[Data]
[start]
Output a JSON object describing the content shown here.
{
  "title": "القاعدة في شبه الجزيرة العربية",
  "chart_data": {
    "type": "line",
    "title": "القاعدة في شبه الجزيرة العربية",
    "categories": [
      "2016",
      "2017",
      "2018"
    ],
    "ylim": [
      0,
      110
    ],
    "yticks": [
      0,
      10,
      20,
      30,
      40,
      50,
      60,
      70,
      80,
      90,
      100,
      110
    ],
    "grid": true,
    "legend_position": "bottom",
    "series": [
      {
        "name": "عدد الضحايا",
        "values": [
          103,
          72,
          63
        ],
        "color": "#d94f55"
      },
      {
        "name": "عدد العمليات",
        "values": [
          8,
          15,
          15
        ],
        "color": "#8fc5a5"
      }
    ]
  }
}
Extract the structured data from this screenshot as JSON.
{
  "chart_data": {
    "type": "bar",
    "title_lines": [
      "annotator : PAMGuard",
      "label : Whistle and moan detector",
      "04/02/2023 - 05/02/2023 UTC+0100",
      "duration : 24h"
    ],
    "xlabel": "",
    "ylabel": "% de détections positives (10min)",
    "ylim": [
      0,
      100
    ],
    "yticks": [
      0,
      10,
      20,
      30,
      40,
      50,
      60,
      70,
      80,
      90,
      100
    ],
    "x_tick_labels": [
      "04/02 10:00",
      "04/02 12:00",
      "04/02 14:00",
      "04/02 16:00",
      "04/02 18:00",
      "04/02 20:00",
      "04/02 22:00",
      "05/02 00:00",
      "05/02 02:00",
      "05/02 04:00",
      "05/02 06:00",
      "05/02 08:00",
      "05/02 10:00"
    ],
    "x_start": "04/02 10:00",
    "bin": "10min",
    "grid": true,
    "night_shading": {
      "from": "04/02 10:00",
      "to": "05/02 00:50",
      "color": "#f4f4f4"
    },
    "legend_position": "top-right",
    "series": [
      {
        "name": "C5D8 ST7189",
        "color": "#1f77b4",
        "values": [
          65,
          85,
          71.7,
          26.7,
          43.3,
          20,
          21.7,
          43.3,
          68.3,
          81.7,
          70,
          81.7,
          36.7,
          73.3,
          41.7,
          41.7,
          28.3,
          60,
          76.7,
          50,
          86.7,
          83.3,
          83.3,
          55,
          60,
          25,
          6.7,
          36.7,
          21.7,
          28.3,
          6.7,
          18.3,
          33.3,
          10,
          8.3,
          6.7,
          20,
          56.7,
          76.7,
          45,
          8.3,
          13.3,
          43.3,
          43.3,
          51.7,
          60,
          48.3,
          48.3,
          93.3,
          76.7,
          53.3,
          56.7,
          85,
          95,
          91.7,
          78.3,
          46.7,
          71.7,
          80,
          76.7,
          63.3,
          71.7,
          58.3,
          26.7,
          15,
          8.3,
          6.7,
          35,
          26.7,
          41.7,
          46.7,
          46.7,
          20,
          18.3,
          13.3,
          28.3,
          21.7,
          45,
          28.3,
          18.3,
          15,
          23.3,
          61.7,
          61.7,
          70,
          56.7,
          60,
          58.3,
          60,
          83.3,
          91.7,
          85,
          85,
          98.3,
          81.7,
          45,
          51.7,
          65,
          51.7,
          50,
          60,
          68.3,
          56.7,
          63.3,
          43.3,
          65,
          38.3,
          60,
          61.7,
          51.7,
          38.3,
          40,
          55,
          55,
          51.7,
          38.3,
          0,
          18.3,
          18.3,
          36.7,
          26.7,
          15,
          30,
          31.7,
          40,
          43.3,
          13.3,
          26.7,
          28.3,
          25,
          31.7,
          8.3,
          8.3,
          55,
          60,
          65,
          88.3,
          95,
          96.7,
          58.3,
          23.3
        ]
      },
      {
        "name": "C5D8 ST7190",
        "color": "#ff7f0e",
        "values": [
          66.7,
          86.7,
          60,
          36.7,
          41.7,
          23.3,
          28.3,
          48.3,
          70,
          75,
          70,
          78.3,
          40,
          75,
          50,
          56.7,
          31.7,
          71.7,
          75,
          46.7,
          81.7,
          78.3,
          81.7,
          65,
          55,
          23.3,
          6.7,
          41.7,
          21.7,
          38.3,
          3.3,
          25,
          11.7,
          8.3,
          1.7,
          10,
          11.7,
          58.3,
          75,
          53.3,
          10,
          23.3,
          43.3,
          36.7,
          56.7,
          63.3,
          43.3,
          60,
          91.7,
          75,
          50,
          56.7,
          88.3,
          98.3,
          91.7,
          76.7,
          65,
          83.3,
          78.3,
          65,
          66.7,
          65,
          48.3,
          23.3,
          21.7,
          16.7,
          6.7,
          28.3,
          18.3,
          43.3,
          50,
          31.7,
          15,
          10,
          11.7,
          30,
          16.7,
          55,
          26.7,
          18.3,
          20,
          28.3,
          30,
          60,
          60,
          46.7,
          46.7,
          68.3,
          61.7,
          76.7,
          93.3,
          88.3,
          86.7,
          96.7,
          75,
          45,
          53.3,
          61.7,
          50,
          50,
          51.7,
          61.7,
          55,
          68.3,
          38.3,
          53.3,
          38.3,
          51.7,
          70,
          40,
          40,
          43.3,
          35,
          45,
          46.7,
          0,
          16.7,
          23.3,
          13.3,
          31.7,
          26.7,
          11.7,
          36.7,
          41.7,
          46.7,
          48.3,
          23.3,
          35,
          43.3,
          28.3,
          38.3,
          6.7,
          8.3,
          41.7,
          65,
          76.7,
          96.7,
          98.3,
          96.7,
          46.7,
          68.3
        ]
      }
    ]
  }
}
[end]
[Exercise aim] Copy, from the material, each line that holds the string "الجزيرة".

[Reply]
  "title": "القاعدة في شبه الجزيرة العربية",
    "title": "القاعدة في شبه الجزيرة العربية",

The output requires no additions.